- [Figure record listings]
——————————
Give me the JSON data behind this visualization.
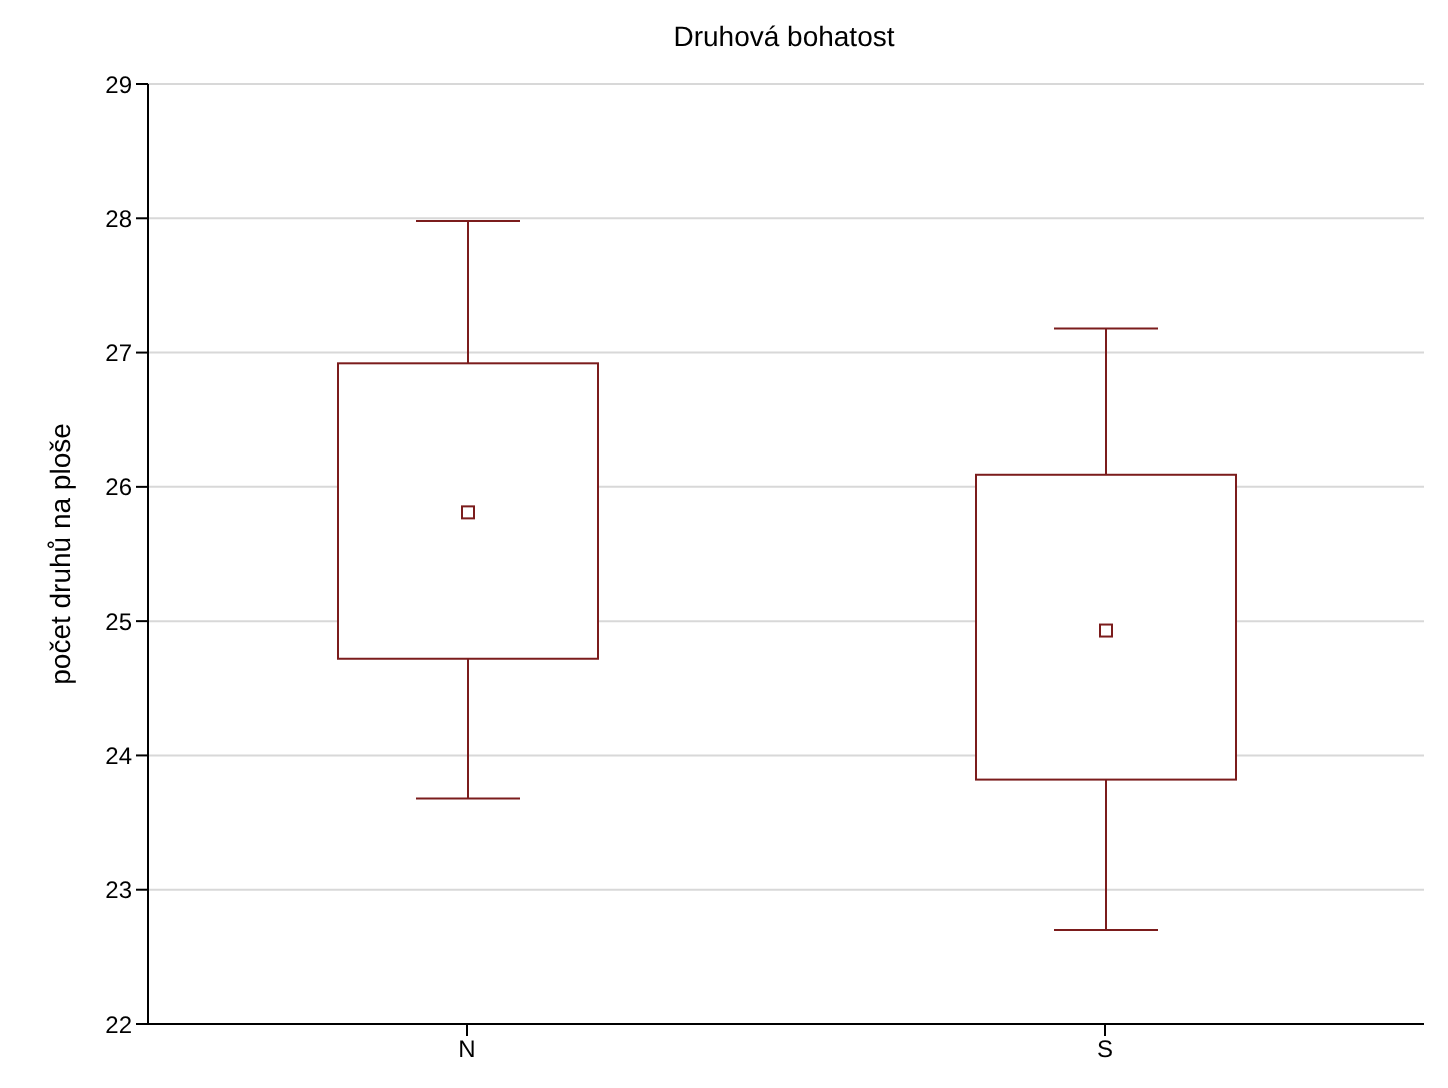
{
  "chart_data": {
    "type": "box",
    "title": "Druhová bohatost",
    "ylabel": "počet druhů na ploše",
    "categories": [
      "N",
      "S"
    ],
    "color": "#7b1c1c",
    "boxes": [
      {
        "low": 23.68,
        "q1": 24.72,
        "median": 25.81,
        "q3": 26.92,
        "high": 27.98
      },
      {
        "low": 22.7,
        "q1": 23.82,
        "median": 24.93,
        "q3": 26.09,
        "high": 27.18
      }
    ],
    "ylim": [
      22,
      29
    ],
    "yticks": [
      22,
      23,
      24,
      25,
      26,
      27,
      28,
      29
    ],
    "grid": "y"
  }
}
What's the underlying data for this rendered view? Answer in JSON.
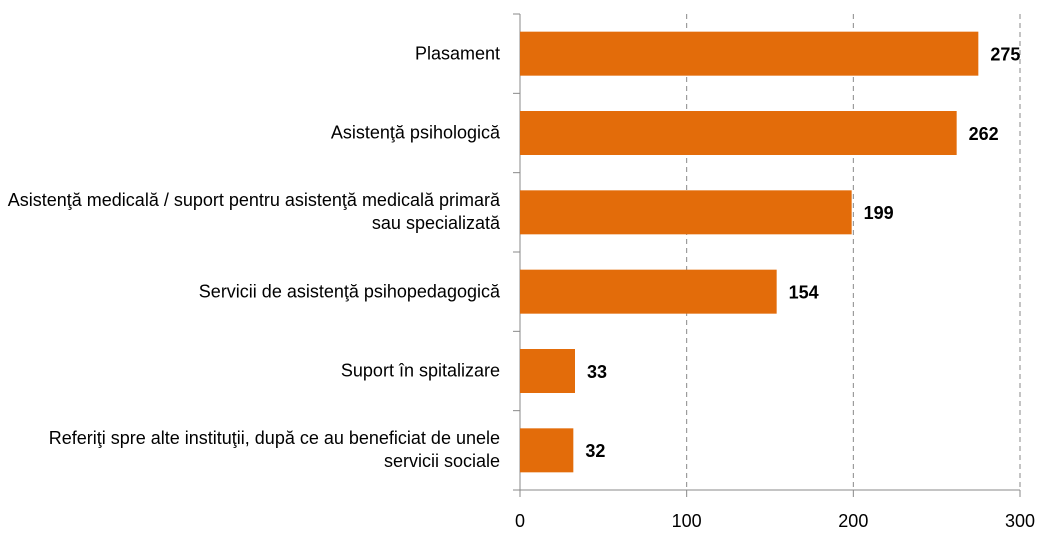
——————————
- [Given problem] Repeat the records in full, exactly as they appear, without the pictures.

- [Reply]
Give me the JSON data behind this visualization.
{
  "chart_data": {
    "type": "box",
    "title": "Druhová bohatost",
    "ylabel": "počet druhů na ploše",
    "categories": [
      "N",
      "S"
    ],
    "color": "#7b1c1c",
    "boxes": [
      {
        "low": 23.68,
        "q1": 24.72,
        "median": 25.81,
        "q3": 26.92,
        "high": 27.98
      },
      {
        "low": 22.7,
        "q1": 23.82,
        "median": 24.93,
        "q3": 26.09,
        "high": 27.18
      }
    ],
    "ylim": [
      22,
      29
    ],
    "yticks": [
      22,
      23,
      24,
      25,
      26,
      27,
      28,
      29
    ],
    "grid": "y"
  }
}
What's the underlying data for this rendered view? Answer in JSON.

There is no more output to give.